> **Extracted records**
----
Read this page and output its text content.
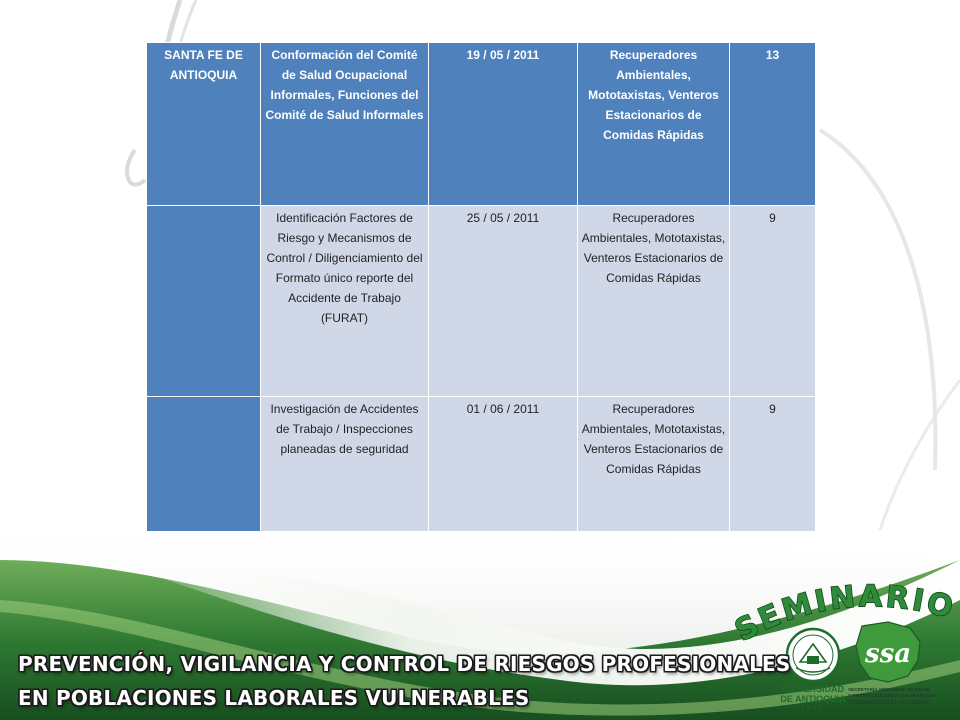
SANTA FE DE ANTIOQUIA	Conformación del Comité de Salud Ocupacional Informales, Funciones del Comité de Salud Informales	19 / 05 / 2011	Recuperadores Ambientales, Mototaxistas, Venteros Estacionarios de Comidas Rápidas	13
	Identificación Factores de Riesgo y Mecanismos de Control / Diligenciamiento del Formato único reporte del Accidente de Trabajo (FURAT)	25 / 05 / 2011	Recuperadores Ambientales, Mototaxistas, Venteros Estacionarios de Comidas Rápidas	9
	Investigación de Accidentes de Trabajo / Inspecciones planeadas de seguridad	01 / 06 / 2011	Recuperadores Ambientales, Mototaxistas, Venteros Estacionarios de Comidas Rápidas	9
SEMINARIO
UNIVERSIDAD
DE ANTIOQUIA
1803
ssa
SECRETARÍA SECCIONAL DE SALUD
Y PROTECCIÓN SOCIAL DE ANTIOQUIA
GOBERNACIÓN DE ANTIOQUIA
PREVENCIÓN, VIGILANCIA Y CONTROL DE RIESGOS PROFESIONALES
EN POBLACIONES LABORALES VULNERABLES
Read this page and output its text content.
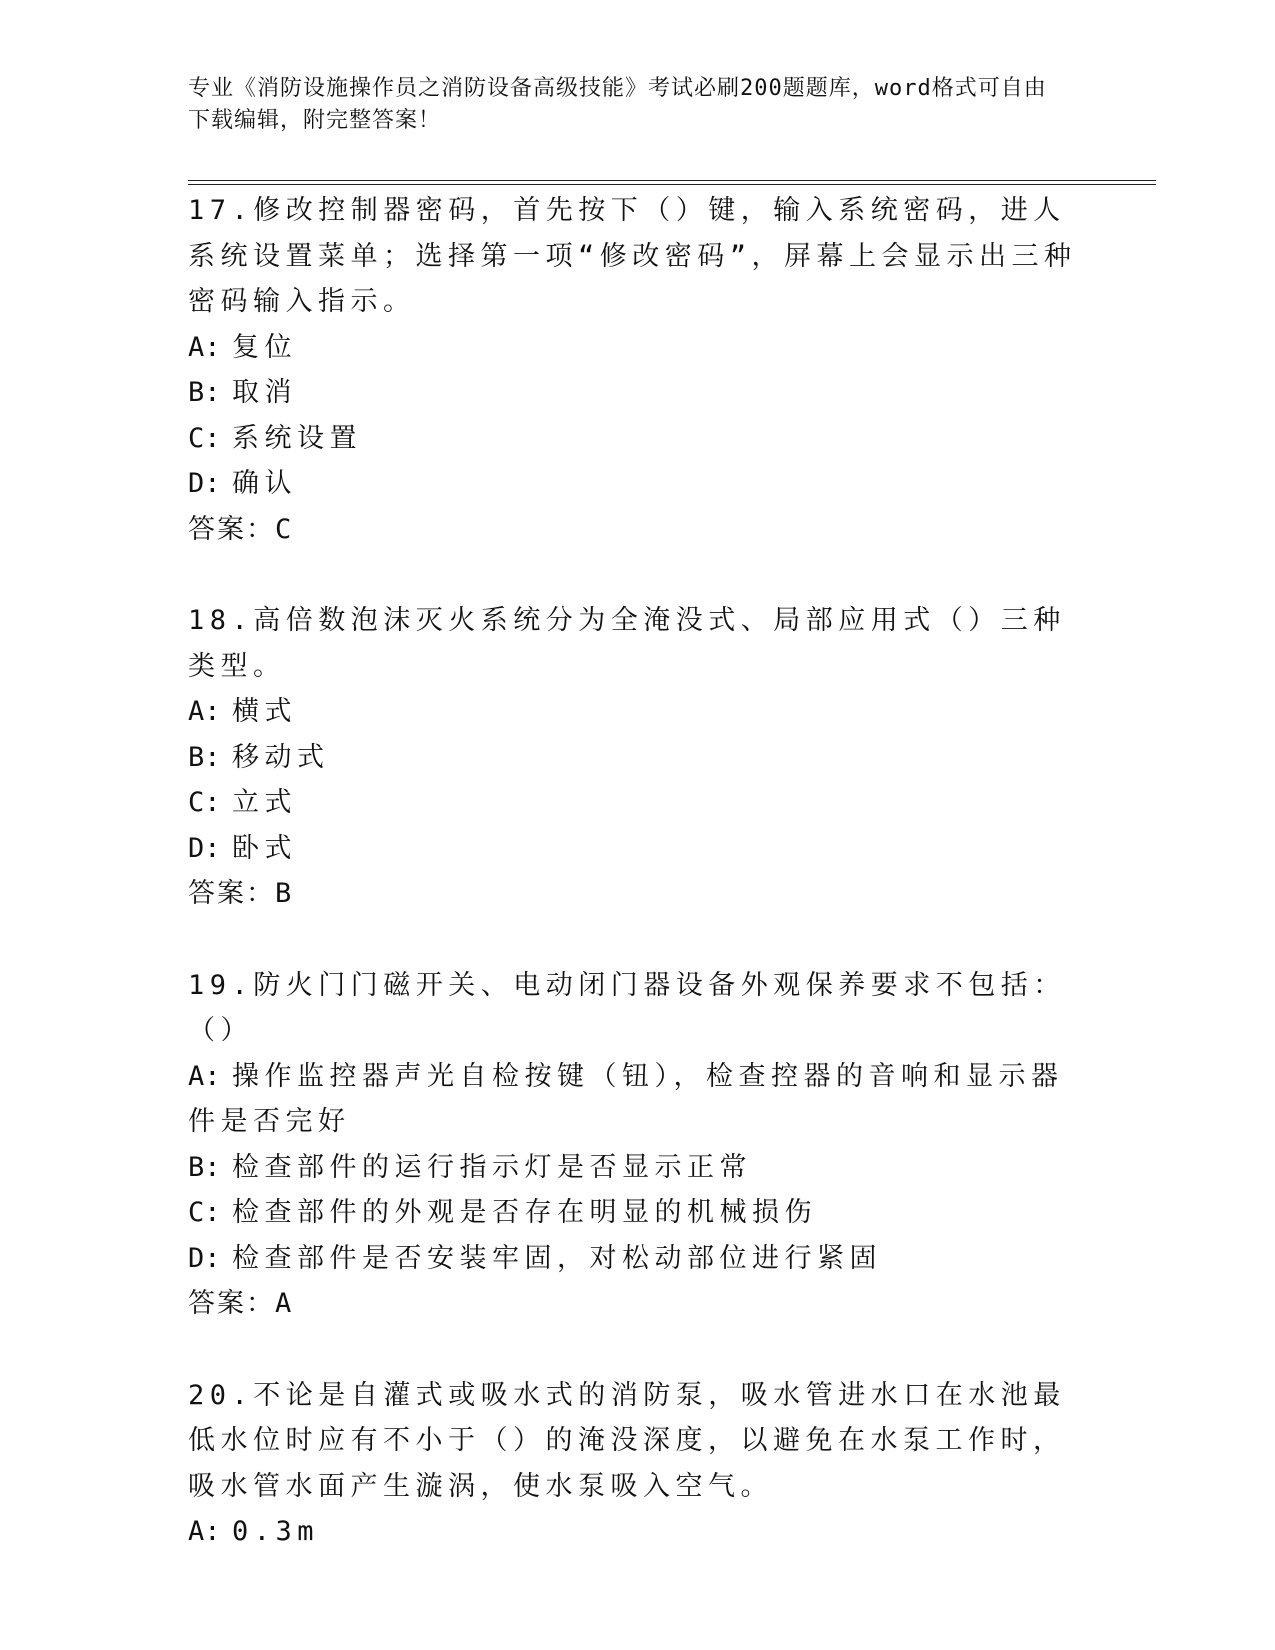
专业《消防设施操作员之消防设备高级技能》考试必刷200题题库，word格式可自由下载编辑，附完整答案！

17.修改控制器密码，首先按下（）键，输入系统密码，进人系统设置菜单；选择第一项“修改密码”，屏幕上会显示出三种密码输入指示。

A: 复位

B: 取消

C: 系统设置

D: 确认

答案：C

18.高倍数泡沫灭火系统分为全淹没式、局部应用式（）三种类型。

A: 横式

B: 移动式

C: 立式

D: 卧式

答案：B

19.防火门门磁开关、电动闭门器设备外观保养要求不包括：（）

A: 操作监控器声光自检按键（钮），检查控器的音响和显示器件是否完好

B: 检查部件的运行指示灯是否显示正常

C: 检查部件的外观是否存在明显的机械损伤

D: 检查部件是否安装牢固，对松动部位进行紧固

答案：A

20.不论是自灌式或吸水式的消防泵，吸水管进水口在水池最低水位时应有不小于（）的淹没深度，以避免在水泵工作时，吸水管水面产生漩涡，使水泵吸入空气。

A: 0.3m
----
Print the complete listing exactly as it stands, without its pictures.

Read this page and output its text content.
SANTA FE DE ANTIOQUIA	Conformación del Comité de Salud Ocupacional Informales, Funciones del Comité de Salud Informales	19 / 05 / 2011	Recuperadores Ambientales, Mototaxistas, Venteros Estacionarios de Comidas Rápidas	13
	Identificación Factores de Riesgo y Mecanismos de Control / Diligenciamiento del Formato único reporte del Accidente de Trabajo (FURAT)	25 / 05 / 2011	Recuperadores Ambientales, Mototaxistas, Venteros Estacionarios de Comidas Rápidas	9
	Investigación de Accidentes de Trabajo / Inspecciones planeadas de seguridad	01 / 06 / 2011	Recuperadores Ambientales, Mototaxistas, Venteros Estacionarios de Comidas Rápidas	9
SEMINARIO
UNIVERSIDAD
DE ANTIOQUIA
1803
ssa
SECRETARÍA SECCIONAL DE SALUD
Y PROTECCIÓN SOCIAL DE ANTIOQUIA
GOBERNACIÓN DE ANTIOQUIA
PREVENCIÓN, VIGILANCIA Y CONTROL DE RIESGOS PROFESIONALES
EN POBLACIONES LABORALES VULNERABLES
Read this page and output its text content.
专业《消防设施操作员之消防设备高级技能》考试必刷200题题库，word格式可自由下载编辑，附完整答案！

17.修改控制器密码，首先按下（）键，输入系统密码，进人系统设置菜单；选择第一项“修改密码”，屏幕上会显示出三种密码输入指示。

A: 复位

B: 取消

C: 系统设置

D: 确认

答案：C

18.高倍数泡沫灭火系统分为全淹没式、局部应用式（）三种类型。

A: 横式

B: 移动式

C: 立式

D: 卧式

答案：B

19.防火门门磁开关、电动闭门器设备外观保养要求不包括：（）

A: 操作监控器声光自检按键（钮），检查控器的音响和显示器件是否完好

B: 检查部件的运行指示灯是否显示正常

C: 检查部件的外观是否存在明显的机械损伤

D: 检查部件是否安装牢固，对松动部位进行紧固

答案：A

20.不论是自灌式或吸水式的消防泵，吸水管进水口在水池最低水位时应有不小于（）的淹没深度，以避免在水泵工作时，吸水管水面产生漩涡，使水泵吸入空气。

A: 0.3m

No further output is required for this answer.